[Saved entries]
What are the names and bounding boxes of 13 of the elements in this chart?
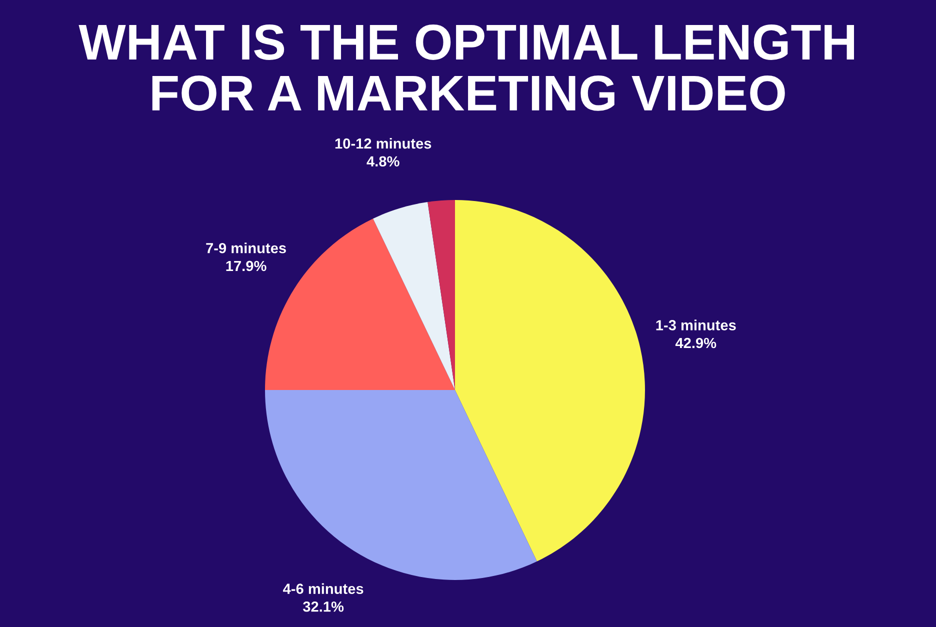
pie-slice (265, 390, 537, 580)
slice-label: 10-12 minutes (335, 138, 432, 149)
slice-label: 1-3 minutes (656, 320, 736, 330)
pie-slice (373, 202, 455, 390)
data-label: 32.1% (302, 601, 344, 612)
pie-slice (455, 200, 645, 562)
data-label: 4.8% (366, 156, 400, 167)
data-label: 42.9% (675, 338, 716, 348)
slice-label: 4-6 minutes (283, 583, 364, 594)
pie-slice (428, 200, 455, 390)
chart-title: WHAT IS THE OPTIMAL LENGTH FOR A MARKETING VIDEO (78, 24, 854, 111)
slice-label: 7-9 minutes (206, 242, 286, 254)
data-label: 17.9% (226, 260, 266, 272)
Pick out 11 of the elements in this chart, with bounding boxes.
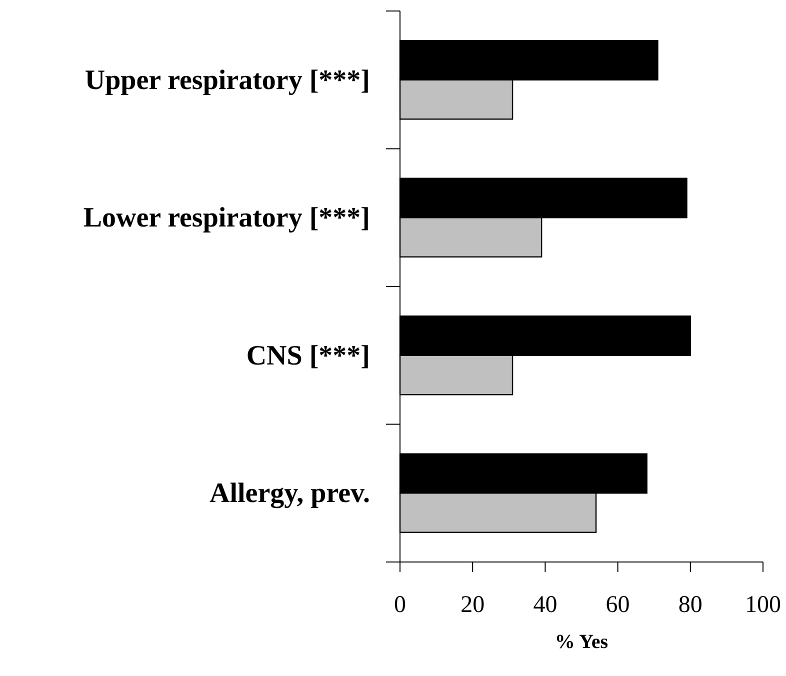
x-tick-label: 80: [678, 592, 702, 618]
x-tick-label: 60: [606, 592, 630, 618]
x-axis-title: % Yes: [554, 631, 608, 653]
y-tick-label: Lower respiratory [***]: [83, 202, 370, 234]
y-tick-label: CNS [***]: [246, 340, 370, 372]
x-tick-label: 40: [533, 592, 558, 618]
x-tick-label: 100: [745, 592, 781, 618]
y-tick-label: Upper respiratory [***]: [84, 64, 370, 96]
x-tick-label: 20: [460, 592, 485, 618]
y-tick-label: Allergy, prev.: [210, 478, 370, 510]
x-tick-label: 0: [394, 592, 406, 618]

* _Exercise requirements_: Can you rewrite the lines from the one holding "pie-slice (265, 390, 537, 580)" through the one holding "data-label: 42.9% (675, 338, 716, 348)", inclusive, putting "percent-label" wherever "data-label" appears and leaving everything else as it is?

* _Solution to the problem_:
pie-slice (265, 390, 537, 580)
slice-label: 10-12 minutes (335, 138, 432, 149)
slice-label: 1-3 minutes (656, 320, 736, 330)
pie-slice (373, 202, 455, 390)
percent-label: 32.1% (302, 601, 344, 612)
pie-slice (455, 200, 645, 562)
percent-label: 4.8% (366, 156, 400, 167)
percent-label: 42.9% (675, 338, 716, 348)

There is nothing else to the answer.